◆ What the exercise asks: Go through the listing and write out all of it exactly.

□ □ □ □ □

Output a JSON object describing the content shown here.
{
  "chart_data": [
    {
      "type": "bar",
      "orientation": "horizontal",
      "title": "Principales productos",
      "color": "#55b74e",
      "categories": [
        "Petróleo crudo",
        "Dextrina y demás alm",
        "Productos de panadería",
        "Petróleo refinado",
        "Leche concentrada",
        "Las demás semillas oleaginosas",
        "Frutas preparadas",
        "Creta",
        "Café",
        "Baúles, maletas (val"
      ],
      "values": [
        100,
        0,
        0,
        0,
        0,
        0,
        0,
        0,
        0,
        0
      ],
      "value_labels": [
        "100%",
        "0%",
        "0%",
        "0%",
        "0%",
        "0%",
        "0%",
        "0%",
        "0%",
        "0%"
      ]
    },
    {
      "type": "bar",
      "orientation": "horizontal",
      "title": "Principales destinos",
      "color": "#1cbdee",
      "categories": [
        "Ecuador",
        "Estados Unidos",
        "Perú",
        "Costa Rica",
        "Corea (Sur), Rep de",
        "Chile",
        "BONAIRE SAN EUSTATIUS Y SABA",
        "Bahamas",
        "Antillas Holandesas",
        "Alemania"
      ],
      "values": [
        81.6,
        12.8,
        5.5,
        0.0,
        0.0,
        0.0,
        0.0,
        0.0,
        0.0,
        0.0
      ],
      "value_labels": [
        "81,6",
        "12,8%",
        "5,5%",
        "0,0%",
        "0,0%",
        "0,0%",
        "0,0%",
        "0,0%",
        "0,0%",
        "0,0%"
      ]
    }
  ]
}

□ □ □ □ □

◆ Solution to this task:
Output a JSON object describing the content shown here.
{
  "chart_data": [
    {
      "type": "bar",
      "orientation": "horizontal",
      "title": "Principales productos",
      "color": "#55b74e",
      "categories": [
        "Petróleo crudo",
        "Dextrina y demás alm",
        "Productos de panadería",
        "Petróleo refinado",
        "Leche concentrada",
        "Las demás semillas oleaginosas",
        "Frutas preparadas",
        "Creta",
        "Café",
        "Baúles, maletas (val"
      ],
      "values": [
        100,
        0,
        0,
        0,
        0,
        0,
        0,
        0,
        0,
        0
      ],
      "value_labels": [
        "100%",
        "0%",
        "0%",
        "0%",
        "0%",
        "0%",
        "0%",
        "0%",
        "0%",
        "0%"
      ]
    },
    {
      "type": "bar",
      "orientation": "horizontal",
      "title": "Principales destinos",
      "color": "#1cbdee",
      "categories": [
        "Ecuador",
        "Estados Unidos",
        "Perú",
        "Costa Rica",
        "Corea (Sur), Rep de",
        "Chile",
        "BONAIRE SAN EUSTATIUS Y SABA",
        "Bahamas",
        "Antillas Holandesas",
        "Alemania"
      ],
      "values": [
        81.6,
        12.8,
        5.5,
        0.0,
        0.0,
        0.0,
        0.0,
        0.0,
        0.0,
        0.0
      ],
      "value_labels": [
        "81,6",
        "12,8%",
        "5,5%",
        "0,0%",
        "0,0%",
        "0,0%",
        "0,0%",
        "0,0%",
        "0,0%",
        "0,0%"
      ]
    }
  ]
}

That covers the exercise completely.